§ **EXERCISE OBJECTIVE**
Repeat all entries exactly.

§ **Data entries**
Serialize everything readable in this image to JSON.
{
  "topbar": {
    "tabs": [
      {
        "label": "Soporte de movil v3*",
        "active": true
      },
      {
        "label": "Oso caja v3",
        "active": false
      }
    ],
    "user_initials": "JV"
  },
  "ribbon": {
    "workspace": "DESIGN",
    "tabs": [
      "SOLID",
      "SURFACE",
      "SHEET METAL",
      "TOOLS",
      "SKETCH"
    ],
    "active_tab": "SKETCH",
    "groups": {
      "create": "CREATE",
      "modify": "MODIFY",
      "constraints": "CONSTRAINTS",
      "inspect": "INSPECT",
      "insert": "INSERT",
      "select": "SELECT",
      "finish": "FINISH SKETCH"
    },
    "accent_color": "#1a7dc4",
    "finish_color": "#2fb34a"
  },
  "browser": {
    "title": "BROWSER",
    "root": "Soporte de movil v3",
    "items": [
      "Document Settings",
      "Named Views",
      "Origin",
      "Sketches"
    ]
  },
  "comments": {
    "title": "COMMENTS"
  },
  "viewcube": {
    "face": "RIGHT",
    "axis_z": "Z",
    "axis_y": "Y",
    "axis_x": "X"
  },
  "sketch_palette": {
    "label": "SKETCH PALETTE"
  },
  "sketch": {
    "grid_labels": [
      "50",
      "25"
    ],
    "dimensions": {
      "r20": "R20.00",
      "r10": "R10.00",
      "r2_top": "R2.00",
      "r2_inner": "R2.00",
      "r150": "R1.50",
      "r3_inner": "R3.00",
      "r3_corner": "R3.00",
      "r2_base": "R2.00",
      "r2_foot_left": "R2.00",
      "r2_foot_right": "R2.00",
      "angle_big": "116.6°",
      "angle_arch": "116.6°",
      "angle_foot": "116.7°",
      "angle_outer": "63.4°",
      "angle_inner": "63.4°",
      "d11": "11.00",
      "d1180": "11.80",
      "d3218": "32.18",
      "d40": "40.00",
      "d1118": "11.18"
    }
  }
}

§ **CORRECT RESPONSE**
Serialize everything readable in this image to JSON.
{
  "topbar": {
    "tabs": [
      {
        "label": "Soporte de movil v3*",
        "active": true
      },
      {
        "label": "Oso caja v3",
        "active": false
      }
    ],
    "user_initials": "JV"
  },
  "ribbon": {
    "workspace": "DESIGN",
    "tabs": [
      "SOLID",
      "SURFACE",
      "SHEET METAL",
      "TOOLS",
      "SKETCH"
    ],
    "active_tab": "SKETCH",
    "groups": {
      "create": "CREATE",
      "modify": "MODIFY",
      "constraints": "CONSTRAINTS",
      "inspect": "INSPECT",
      "insert": "INSERT",
      "select": "SELECT",
      "finish": "FINISH SKETCH"
    },
    "accent_color": "#1a7dc4",
    "finish_color": "#2fb34a"
  },
  "browser": {
    "title": "BROWSER",
    "root": "Soporte de movil v3",
    "items": [
      "Document Settings",
      "Named Views",
      "Origin",
      "Sketches"
    ]
  },
  "comments": {
    "title": "COMMENTS"
  },
  "viewcube": {
    "face": "RIGHT",
    "axis_z": "Z",
    "axis_y": "Y",
    "axis_x": "X"
  },
  "sketch_palette": {
    "label": "SKETCH PALETTE"
  },
  "sketch": {
    "grid_labels": [
      "50",
      "25"
    ],
    "dimensions": {
      "r20": "R20.00",
      "r10": "R10.00",
      "r2_top": "R2.00",
      "r2_inner": "R2.00",
      "r150": "R1.50",
      "r3_inner": "R3.00",
      "r3_corner": "R3.00",
      "r2_base": "R2.00",
      "r2_foot_left": "R2.00",
      "r2_foot_right": "R2.00",
      "angle_big": "116.6°",
      "angle_arch": "116.6°",
      "angle_foot": "116.7°",
      "angle_outer": "63.4°",
      "angle_inner": "63.4°",
      "d11": "11.00",
      "d1180": "11.80",
      "d3218": "32.18",
      "d40": "40.00",
      "d1118": "11.18"
    }
  }
}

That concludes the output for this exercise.